─── Entries supplied
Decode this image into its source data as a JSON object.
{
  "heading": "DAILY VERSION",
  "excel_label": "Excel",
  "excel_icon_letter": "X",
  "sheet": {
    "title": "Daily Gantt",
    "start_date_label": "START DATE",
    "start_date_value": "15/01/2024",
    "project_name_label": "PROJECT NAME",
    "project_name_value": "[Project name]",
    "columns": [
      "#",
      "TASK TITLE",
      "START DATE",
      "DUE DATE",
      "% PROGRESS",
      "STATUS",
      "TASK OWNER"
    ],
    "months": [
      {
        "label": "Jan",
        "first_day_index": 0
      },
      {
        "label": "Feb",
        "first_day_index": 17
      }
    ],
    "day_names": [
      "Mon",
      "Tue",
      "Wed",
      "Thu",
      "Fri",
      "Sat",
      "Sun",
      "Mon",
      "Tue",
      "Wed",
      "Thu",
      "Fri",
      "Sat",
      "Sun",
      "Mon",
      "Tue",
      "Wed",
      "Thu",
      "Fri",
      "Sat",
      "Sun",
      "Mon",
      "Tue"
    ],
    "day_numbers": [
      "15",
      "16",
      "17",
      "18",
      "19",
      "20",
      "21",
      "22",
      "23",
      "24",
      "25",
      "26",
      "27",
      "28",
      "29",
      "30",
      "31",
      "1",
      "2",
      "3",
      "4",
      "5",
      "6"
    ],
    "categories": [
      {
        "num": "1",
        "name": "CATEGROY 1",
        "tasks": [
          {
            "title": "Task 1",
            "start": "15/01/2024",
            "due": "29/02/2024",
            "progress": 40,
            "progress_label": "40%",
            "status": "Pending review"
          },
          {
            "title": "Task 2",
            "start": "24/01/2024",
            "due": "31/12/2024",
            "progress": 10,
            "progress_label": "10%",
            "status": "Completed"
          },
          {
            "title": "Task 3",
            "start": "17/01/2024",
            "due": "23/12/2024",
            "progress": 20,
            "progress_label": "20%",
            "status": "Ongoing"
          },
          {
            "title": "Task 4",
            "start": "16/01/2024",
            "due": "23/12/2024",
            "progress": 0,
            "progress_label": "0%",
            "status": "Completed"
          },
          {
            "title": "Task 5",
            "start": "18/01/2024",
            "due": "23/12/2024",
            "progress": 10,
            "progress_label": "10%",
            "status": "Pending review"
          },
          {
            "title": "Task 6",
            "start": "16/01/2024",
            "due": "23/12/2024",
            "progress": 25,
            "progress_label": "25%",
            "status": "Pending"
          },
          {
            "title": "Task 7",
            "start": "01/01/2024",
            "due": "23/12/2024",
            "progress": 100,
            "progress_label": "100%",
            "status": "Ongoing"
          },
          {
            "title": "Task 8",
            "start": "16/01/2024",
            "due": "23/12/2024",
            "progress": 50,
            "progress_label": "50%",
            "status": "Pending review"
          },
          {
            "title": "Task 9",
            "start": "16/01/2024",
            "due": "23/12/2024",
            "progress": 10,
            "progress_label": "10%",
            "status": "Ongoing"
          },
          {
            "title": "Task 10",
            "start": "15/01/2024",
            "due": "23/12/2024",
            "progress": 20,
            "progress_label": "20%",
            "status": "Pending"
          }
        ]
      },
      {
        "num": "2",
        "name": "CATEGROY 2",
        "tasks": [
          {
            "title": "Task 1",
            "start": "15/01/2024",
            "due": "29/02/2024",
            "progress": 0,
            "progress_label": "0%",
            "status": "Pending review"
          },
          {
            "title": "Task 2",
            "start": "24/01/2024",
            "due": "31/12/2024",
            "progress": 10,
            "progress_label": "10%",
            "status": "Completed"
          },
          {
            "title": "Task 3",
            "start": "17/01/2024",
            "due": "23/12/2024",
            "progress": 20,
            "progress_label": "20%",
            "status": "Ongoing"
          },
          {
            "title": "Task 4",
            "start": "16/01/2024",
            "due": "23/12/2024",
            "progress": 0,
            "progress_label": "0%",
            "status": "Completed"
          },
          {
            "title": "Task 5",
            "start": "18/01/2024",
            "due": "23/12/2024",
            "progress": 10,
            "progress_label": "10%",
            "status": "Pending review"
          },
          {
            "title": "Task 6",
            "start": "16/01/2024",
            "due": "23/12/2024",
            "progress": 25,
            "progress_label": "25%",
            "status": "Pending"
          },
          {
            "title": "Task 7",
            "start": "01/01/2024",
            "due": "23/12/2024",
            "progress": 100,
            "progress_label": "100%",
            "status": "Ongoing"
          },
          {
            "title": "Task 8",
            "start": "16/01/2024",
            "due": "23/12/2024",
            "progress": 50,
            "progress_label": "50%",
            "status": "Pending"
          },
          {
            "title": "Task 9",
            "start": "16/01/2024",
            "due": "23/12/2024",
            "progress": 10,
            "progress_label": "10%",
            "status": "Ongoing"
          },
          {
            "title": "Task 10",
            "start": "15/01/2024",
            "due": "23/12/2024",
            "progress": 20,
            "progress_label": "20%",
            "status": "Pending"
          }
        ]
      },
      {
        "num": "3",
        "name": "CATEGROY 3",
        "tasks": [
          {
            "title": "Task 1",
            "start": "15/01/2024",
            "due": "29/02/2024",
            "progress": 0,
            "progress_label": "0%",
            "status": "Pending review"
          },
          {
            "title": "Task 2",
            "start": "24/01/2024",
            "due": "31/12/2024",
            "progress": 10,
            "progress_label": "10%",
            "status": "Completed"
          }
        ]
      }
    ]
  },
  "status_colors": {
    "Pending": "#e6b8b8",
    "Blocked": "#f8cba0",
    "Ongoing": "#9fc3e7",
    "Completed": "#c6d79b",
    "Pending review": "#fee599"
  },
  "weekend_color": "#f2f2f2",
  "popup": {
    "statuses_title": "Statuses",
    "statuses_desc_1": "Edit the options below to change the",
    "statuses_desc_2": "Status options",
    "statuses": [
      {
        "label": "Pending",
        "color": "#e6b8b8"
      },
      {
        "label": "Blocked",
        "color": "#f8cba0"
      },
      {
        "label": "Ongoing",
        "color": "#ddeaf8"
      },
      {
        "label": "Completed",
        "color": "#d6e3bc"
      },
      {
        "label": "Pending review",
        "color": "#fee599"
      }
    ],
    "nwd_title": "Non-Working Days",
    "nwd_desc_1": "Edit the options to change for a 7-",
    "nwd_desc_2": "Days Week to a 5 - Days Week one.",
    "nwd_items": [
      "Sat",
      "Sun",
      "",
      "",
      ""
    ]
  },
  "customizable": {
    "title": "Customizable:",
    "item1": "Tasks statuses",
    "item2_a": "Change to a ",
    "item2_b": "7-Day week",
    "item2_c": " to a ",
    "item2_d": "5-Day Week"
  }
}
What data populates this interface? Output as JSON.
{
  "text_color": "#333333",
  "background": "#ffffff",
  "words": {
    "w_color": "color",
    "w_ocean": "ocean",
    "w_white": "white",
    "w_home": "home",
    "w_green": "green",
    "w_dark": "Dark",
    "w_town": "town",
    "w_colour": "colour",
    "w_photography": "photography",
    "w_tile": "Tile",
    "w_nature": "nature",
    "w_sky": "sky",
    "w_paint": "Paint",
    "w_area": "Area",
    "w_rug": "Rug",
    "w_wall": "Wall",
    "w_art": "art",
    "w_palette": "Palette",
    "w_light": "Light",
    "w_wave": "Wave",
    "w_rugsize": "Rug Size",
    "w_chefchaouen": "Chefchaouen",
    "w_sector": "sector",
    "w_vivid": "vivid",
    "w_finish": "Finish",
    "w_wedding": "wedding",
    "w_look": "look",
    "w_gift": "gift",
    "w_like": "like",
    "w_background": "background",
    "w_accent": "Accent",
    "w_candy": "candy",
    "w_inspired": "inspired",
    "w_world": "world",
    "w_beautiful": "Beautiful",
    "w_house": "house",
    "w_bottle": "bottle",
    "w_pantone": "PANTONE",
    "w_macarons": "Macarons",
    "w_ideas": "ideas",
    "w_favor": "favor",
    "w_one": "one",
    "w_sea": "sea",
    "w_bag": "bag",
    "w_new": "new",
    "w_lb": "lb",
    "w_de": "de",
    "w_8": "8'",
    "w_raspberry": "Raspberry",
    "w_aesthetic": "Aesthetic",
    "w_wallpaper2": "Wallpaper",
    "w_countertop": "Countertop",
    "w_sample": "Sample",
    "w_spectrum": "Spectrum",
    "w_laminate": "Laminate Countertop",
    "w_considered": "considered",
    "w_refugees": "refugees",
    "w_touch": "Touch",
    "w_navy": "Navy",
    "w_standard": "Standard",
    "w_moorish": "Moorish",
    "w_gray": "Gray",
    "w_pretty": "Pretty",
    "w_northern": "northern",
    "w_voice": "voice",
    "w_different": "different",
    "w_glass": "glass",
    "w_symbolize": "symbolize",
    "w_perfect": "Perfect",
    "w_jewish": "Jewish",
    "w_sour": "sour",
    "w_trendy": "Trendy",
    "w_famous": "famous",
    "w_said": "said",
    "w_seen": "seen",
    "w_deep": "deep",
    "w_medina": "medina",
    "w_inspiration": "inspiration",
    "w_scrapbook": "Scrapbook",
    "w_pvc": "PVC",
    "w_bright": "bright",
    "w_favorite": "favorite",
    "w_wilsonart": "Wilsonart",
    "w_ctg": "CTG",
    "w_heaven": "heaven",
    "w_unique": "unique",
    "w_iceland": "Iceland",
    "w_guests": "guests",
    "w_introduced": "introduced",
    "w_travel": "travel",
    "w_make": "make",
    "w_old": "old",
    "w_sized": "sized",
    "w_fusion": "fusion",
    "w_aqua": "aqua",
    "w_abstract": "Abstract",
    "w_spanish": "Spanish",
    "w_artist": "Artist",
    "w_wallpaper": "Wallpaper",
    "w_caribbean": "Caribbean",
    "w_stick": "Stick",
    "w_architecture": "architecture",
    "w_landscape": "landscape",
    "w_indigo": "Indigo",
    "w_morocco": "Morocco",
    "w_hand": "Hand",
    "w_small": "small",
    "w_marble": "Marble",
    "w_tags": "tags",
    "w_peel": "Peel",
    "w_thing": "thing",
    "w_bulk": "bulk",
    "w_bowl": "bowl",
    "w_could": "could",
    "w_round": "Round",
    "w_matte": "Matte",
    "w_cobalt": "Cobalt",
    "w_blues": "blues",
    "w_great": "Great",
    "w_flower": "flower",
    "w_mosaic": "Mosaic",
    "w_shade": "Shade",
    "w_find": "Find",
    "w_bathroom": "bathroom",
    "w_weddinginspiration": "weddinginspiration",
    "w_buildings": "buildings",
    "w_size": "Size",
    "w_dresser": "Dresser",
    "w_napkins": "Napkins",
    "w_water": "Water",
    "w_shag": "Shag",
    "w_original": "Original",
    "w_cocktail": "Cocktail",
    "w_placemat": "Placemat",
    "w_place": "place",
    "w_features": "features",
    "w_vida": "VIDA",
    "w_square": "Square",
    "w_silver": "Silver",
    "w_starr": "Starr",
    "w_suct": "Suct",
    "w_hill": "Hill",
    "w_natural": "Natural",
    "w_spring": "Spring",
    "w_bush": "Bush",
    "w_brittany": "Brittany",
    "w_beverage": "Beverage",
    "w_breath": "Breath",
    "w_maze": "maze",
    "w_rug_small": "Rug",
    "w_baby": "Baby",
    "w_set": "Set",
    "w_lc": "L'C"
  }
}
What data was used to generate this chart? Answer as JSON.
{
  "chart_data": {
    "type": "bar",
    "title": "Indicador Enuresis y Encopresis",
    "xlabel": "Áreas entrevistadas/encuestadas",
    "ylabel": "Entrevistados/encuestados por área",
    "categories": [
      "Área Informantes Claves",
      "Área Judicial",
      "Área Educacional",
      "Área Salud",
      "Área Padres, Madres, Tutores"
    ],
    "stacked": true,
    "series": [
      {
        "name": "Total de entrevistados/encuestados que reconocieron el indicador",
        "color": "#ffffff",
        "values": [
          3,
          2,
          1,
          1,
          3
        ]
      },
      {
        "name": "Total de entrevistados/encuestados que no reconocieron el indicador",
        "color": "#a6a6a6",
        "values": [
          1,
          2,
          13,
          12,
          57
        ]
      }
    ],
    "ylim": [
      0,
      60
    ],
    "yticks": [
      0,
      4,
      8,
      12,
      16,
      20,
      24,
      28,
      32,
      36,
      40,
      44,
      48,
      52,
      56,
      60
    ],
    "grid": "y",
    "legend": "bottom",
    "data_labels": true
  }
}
──────
In the material above, find each line that contains the word "this", and select it.

### The output
Decode this image into its source data as a JSON object.
What data populates this interface? Output as JSON.
What data was used to generate this chart? Answer as JSON.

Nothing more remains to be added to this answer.